>>

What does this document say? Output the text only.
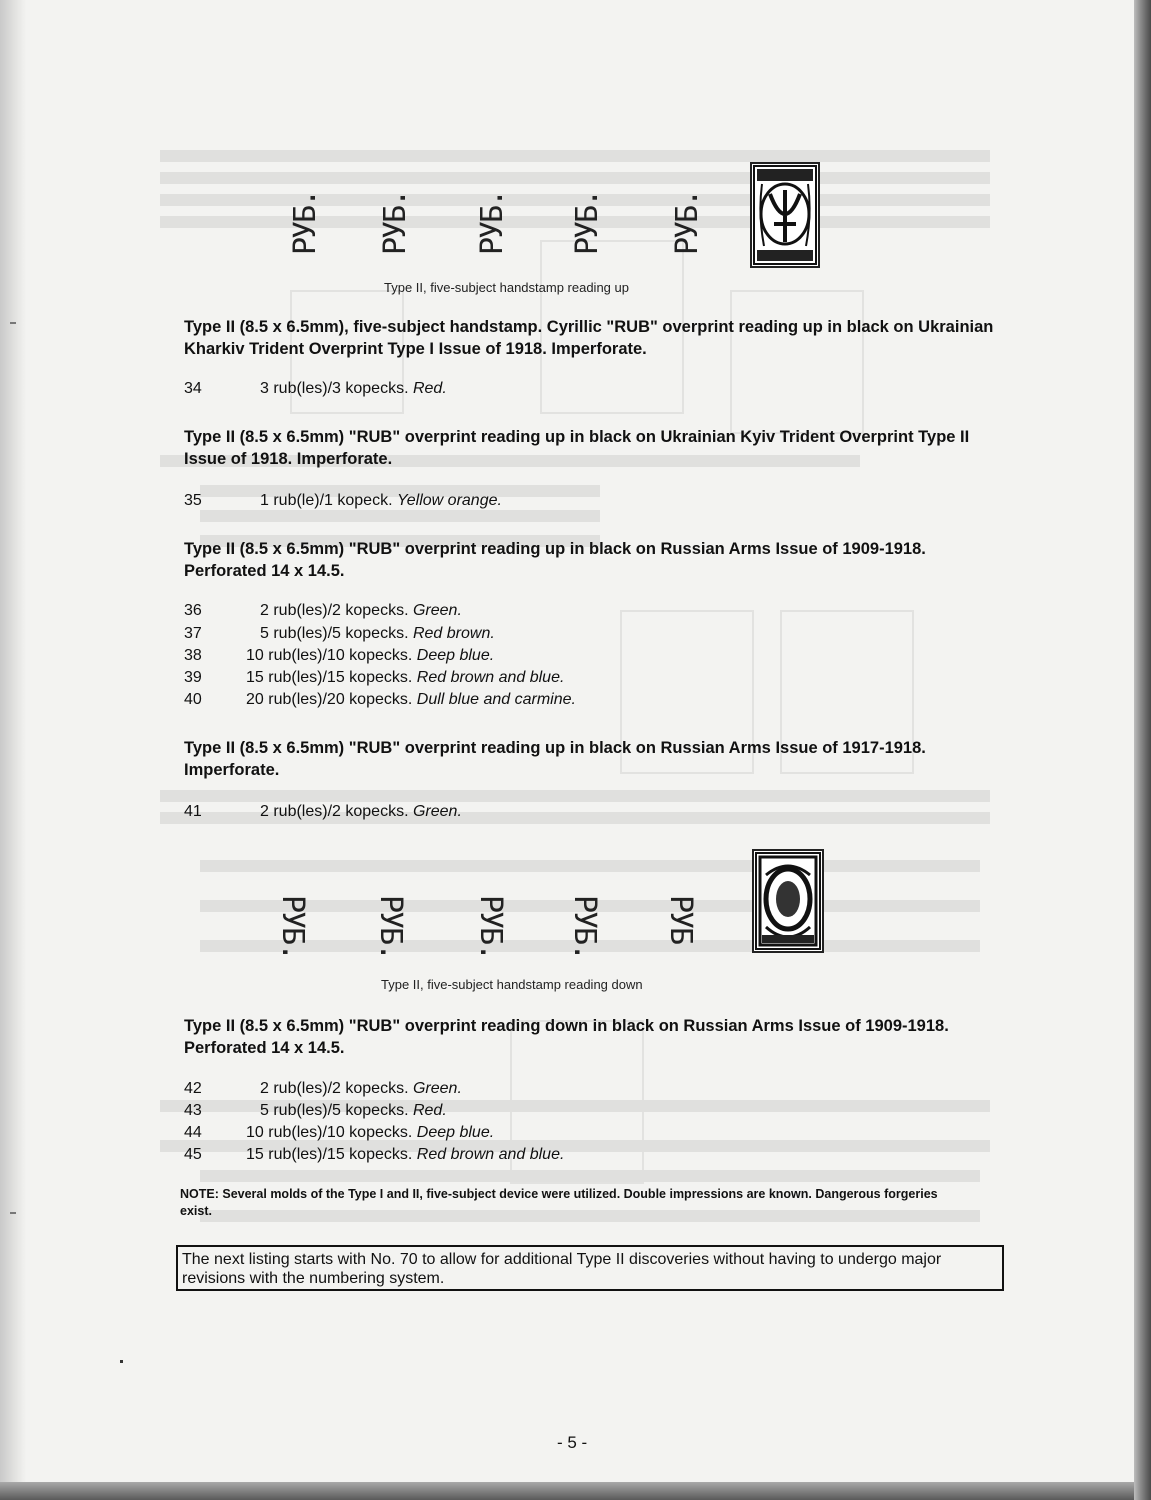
РУБ. РУБ. РУБ. РУБ. РУБ.
Type II, five-subject handstamp reading up
Type II (8.5 x 6.5mm), five-subject handstamp. Cyrillic "RUB" overprint reading up in black on Ukrainian Kharkiv Trident Overprint Type I Issue of 1918. Imperforate.
34	3 rub(les)/3 kopecks. Red.
Type II (8.5 x 6.5mm) "RUB" overprint reading up in black on Ukrainian Kyiv Trident Overprint Type II Issue of 1918. Imperforate.
35	1 rub(le)/1 kopeck. Yellow orange.
Type II (8.5 x 6.5mm) "RUB" overprint reading up in black on Russian Arms Issue of 1909-1918. Perforated 14 x 14.5.
36	2 rub(les)/2 kopecks. Green.
37	5 rub(les)/5 kopecks. Red brown.
38	10 rub(les)/10 kopecks. Deep blue.
39	15 rub(les)/15 kopecks. Red brown and blue.
40	20 rub(les)/20 kopecks. Dull blue and carmine.
Type II (8.5 x 6.5mm) "RUB" overprint reading up in black on Russian Arms Issue of 1917-1918. Imperforate.
41	2 rub(les)/2 kopecks. Green.
РУБ. РУБ. РУБ. РУБ. РУБ
Type II, five-subject handstamp reading down
Type II (8.5 x 6.5mm) "RUB" overprint reading down in black on Russian Arms Issue of 1909-1918. Perforated 14 x 14.5.
42	2 rub(les)/2 kopecks. Green.
43	5 rub(les)/5 kopecks. Red.
44	10 rub(les)/10 kopecks. Deep blue.
45	15 rub(les)/15 kopecks. Red brown and blue.
NOTE: Several molds of the Type I and II, five-subject device were utilized. Double impressions are known. Dangerous forgeries exist.
The next listing starts with No. 70 to allow for additional Type II discoveries without having to undergo major revisions with the numbering system.
- 5 -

<<

__Task directions__:
Skip the pictures, then retype every line above exactly.

__Task result__:
What does this document say? Output the text only.
РУБ. РУБ. РУБ. РУБ. РУБ.
Type II, five-subject handstamp reading up
Type II (8.5 x 6.5mm), five-subject handstamp. Cyrillic "RUB" overprint reading up in black on Ukrainian Kharkiv Trident Overprint Type I Issue of 1918. Imperforate.
34	3 rub(les)/3 kopecks. Red.
Type II (8.5 x 6.5mm) "RUB" overprint reading up in black on Ukrainian Kyiv Trident Overprint Type II Issue of 1918. Imperforate.
35	1 rub(le)/1 kopeck. Yellow orange.
Type II (8.5 x 6.5mm) "RUB" overprint reading up in black on Russian Arms Issue of 1909-1918. Perforated 14 x 14.5.
36	2 rub(les)/2 kopecks. Green.
37	5 rub(les)/5 kopecks. Red brown.
38	10 rub(les)/10 kopecks. Deep blue.
39	15 rub(les)/15 kopecks. Red brown and blue.
40	20 rub(les)/20 kopecks. Dull blue and carmine.
Type II (8.5 x 6.5mm) "RUB" overprint reading up in black on Russian Arms Issue of 1917-1918. Imperforate.
41	2 rub(les)/2 kopecks. Green.
РУБ. РУБ. РУБ. РУБ. РУБ
Type II, five-subject handstamp reading down
Type II (8.5 x 6.5mm) "RUB" overprint reading down in black on Russian Arms Issue of 1909-1918. Perforated 14 x 14.5.
42	2 rub(les)/2 kopecks. Green.
43	5 rub(les)/5 kopecks. Red.
44	10 rub(les)/10 kopecks. Deep blue.
45	15 rub(les)/15 kopecks. Red brown and blue.
NOTE: Several molds of the Type I and II, five-subject device were utilized. Double impressions are known. Dangerous forgeries exist.
The next listing starts with No. 70 to allow for additional Type II discoveries without having to undergo major revisions with the numbering system.
- 5 -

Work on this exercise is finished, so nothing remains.